== SOURCE DATA

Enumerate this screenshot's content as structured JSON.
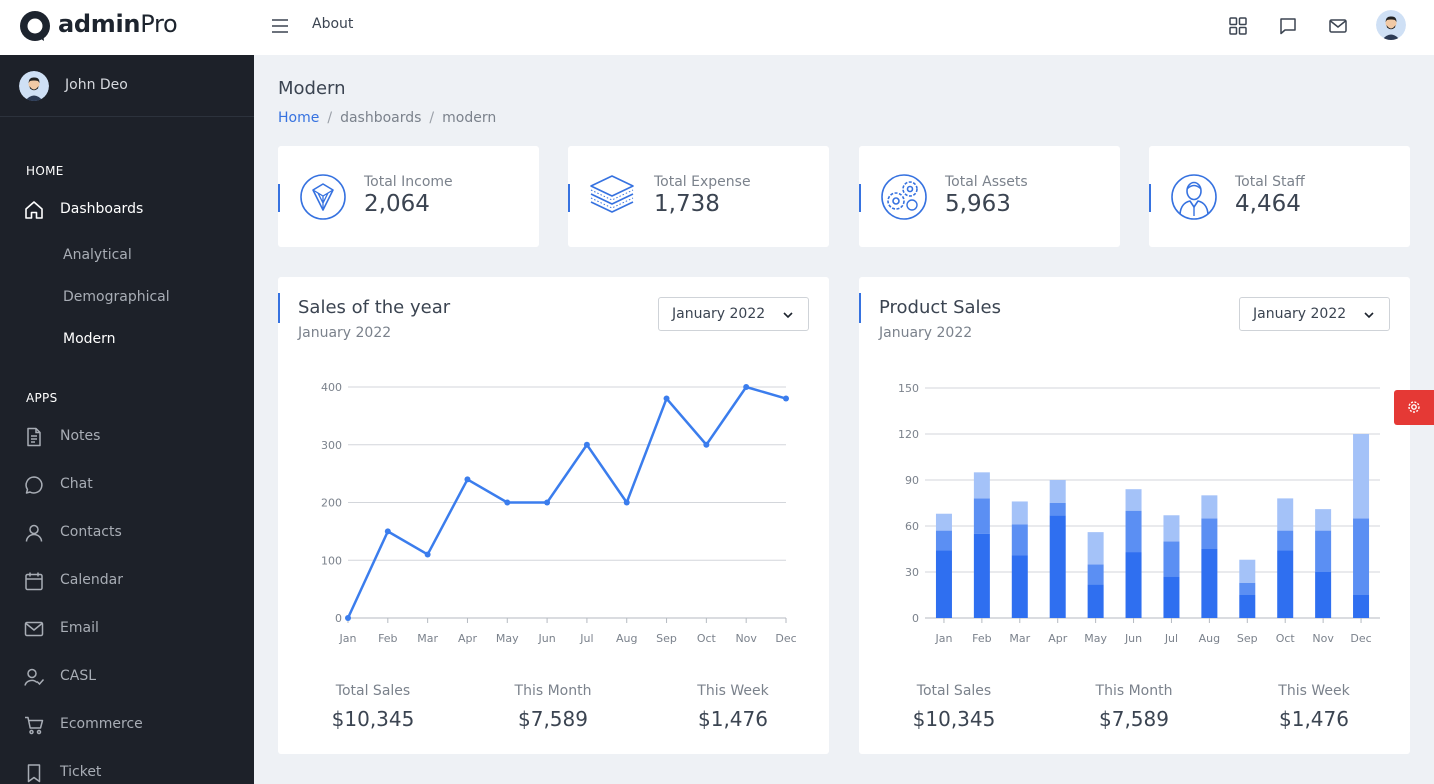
{
  "brand": {
    "bold": "admin",
    "light": "Pro"
  },
  "topbar": {
    "about": "About"
  },
  "user": {
    "name": "John Deo"
  },
  "sidebar": {
    "home_heading": "HOME",
    "dashboards": "Dashboards",
    "sub": [
      "Analytical",
      "Demographical",
      "Modern"
    ],
    "apps_heading": "APPS",
    "apps": [
      {
        "label": "Notes",
        "icon": "notes-icon"
      },
      {
        "label": "Chat",
        "icon": "chat-icon"
      },
      {
        "label": "Contacts",
        "icon": "contacts-icon"
      },
      {
        "label": "Calendar",
        "icon": "calendar-icon"
      },
      {
        "label": "Email",
        "icon": "email-icon"
      },
      {
        "label": "CASL",
        "icon": "casl-icon"
      },
      {
        "label": "Ecommerce",
        "icon": "cart-icon"
      },
      {
        "label": "Ticket",
        "icon": "ticket-icon"
      }
    ]
  },
  "page": {
    "title": "Modern",
    "breadcrumb": {
      "home": "Home",
      "level2": "dashboards",
      "level3": "modern"
    }
  },
  "stats": [
    {
      "label": "Total Income",
      "value": "2,064",
      "icon": "income-icon"
    },
    {
      "label": "Total Expense",
      "value": "1,738",
      "icon": "layers-icon"
    },
    {
      "label": "Total Assets",
      "value": "5,963",
      "icon": "assets-icon"
    },
    {
      "label": "Total Staff",
      "value": "4,464",
      "icon": "staff-icon"
    }
  ],
  "sales_card": {
    "title": "Sales of the year",
    "subtitle": "January 2022",
    "select": "January 2022",
    "summary": [
      {
        "label": "Total Sales",
        "value": "$10,345"
      },
      {
        "label": "This Month",
        "value": "$7,589"
      },
      {
        "label": "This Week",
        "value": "$1,476"
      }
    ]
  },
  "product_card": {
    "title": "Product Sales",
    "subtitle": "January 2022",
    "select": "January 2022",
    "summary": [
      {
        "label": "Total Sales",
        "value": "$10,345"
      },
      {
        "label": "This Month",
        "value": "$7,589"
      },
      {
        "label": "This Week",
        "value": "$1,476"
      }
    ]
  },
  "chart_data": [
    {
      "type": "line",
      "title": "",
      "categories": [
        "Jan",
        "Feb",
        "Mar",
        "Apr",
        "May",
        "Jun",
        "Jul",
        "Aug",
        "Sep",
        "Oct",
        "Nov",
        "Dec"
      ],
      "values": [
        0,
        150,
        110,
        240,
        200,
        200,
        300,
        200,
        380,
        300,
        400,
        380
      ],
      "ylim": [
        0,
        400
      ],
      "yticks": [
        0,
        100,
        200,
        300,
        400
      ],
      "grid": true,
      "color": "#3b7ded"
    },
    {
      "type": "bar",
      "stacked": true,
      "title": "",
      "categories": [
        "Jan",
        "Feb",
        "Mar",
        "Apr",
        "May",
        "Jun",
        "Jul",
        "Aug",
        "Sep",
        "Oct",
        "Nov",
        "Dec"
      ],
      "series": [
        {
          "values": [
            44,
            55,
            41,
            67,
            22,
            43,
            27,
            45,
            15,
            44,
            30,
            15
          ],
          "color": "#2f6ff0"
        },
        {
          "values": [
            13,
            23,
            20,
            8,
            13,
            27,
            23,
            20,
            8,
            13,
            27,
            50
          ],
          "color": "#5b8ff3"
        },
        {
          "values": [
            11,
            17,
            15,
            15,
            21,
            14,
            17,
            15,
            15,
            21,
            14,
            55
          ],
          "color": "#a4c2f8"
        }
      ],
      "ylim": [
        0,
        150
      ],
      "yticks": [
        0,
        30,
        60,
        90,
        120,
        150
      ],
      "grid": true
    }
  ],
  "colors": {
    "accent": "#3672e0",
    "sidebar": "#1d2129",
    "danger": "#e53935"
  }
}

====

# WHAT YOU NEED TO DO
Every entry above needs to be retyped exactly; drop the pictures.

# RIGHT ANSWER
Enumerate this screenshot's content as structured JSON.
{
  "brand": {
    "bold": "admin",
    "light": "Pro"
  },
  "topbar": {
    "about": "About"
  },
  "user": {
    "name": "John Deo"
  },
  "sidebar": {
    "home_heading": "HOME",
    "dashboards": "Dashboards",
    "sub": [
      "Analytical",
      "Demographical",
      "Modern"
    ],
    "apps_heading": "APPS",
    "apps": [
      {
        "label": "Notes",
        "icon": "notes-icon"
      },
      {
        "label": "Chat",
        "icon": "chat-icon"
      },
      {
        "label": "Contacts",
        "icon": "contacts-icon"
      },
      {
        "label": "Calendar",
        "icon": "calendar-icon"
      },
      {
        "label": "Email",
        "icon": "email-icon"
      },
      {
        "label": "CASL",
        "icon": "casl-icon"
      },
      {
        "label": "Ecommerce",
        "icon": "cart-icon"
      },
      {
        "label": "Ticket",
        "icon": "ticket-icon"
      }
    ]
  },
  "page": {
    "title": "Modern",
    "breadcrumb": {
      "home": "Home",
      "level2": "dashboards",
      "level3": "modern"
    }
  },
  "stats": [
    {
      "label": "Total Income",
      "value": "2,064",
      "icon": "income-icon"
    },
    {
      "label": "Total Expense",
      "value": "1,738",
      "icon": "layers-icon"
    },
    {
      "label": "Total Assets",
      "value": "5,963",
      "icon": "assets-icon"
    },
    {
      "label": "Total Staff",
      "value": "4,464",
      "icon": "staff-icon"
    }
  ],
  "sales_card": {
    "title": "Sales of the year",
    "subtitle": "January 2022",
    "select": "January 2022",
    "summary": [
      {
        "label": "Total Sales",
        "value": "$10,345"
      },
      {
        "label": "This Month",
        "value": "$7,589"
      },
      {
        "label": "This Week",
        "value": "$1,476"
      }
    ]
  },
  "product_card": {
    "title": "Product Sales",
    "subtitle": "January 2022",
    "select": "January 2022",
    "summary": [
      {
        "label": "Total Sales",
        "value": "$10,345"
      },
      {
        "label": "This Month",
        "value": "$7,589"
      },
      {
        "label": "This Week",
        "value": "$1,476"
      }
    ]
  },
  "chart_data": [
    {
      "type": "line",
      "title": "",
      "categories": [
        "Jan",
        "Feb",
        "Mar",
        "Apr",
        "May",
        "Jun",
        "Jul",
        "Aug",
        "Sep",
        "Oct",
        "Nov",
        "Dec"
      ],
      "values": [
        0,
        150,
        110,
        240,
        200,
        200,
        300,
        200,
        380,
        300,
        400,
        380
      ],
      "ylim": [
        0,
        400
      ],
      "yticks": [
        0,
        100,
        200,
        300,
        400
      ],
      "grid": true,
      "color": "#3b7ded"
    },
    {
      "type": "bar",
      "stacked": true,
      "title": "",
      "categories": [
        "Jan",
        "Feb",
        "Mar",
        "Apr",
        "May",
        "Jun",
        "Jul",
        "Aug",
        "Sep",
        "Oct",
        "Nov",
        "Dec"
      ],
      "series": [
        {
          "values": [
            44,
            55,
            41,
            67,
            22,
            43,
            27,
            45,
            15,
            44,
            30,
            15
          ],
          "color": "#2f6ff0"
        },
        {
          "values": [
            13,
            23,
            20,
            8,
            13,
            27,
            23,
            20,
            8,
            13,
            27,
            50
          ],
          "color": "#5b8ff3"
        },
        {
          "values": [
            11,
            17,
            15,
            15,
            21,
            14,
            17,
            15,
            15,
            21,
            14,
            55
          ],
          "color": "#a4c2f8"
        }
      ],
      "ylim": [
        0,
        150
      ],
      "yticks": [
        0,
        30,
        60,
        90,
        120,
        150
      ],
      "grid": true
    }
  ],
  "colors": {
    "accent": "#3672e0",
    "sidebar": "#1d2129",
    "danger": "#e53935"
  }
}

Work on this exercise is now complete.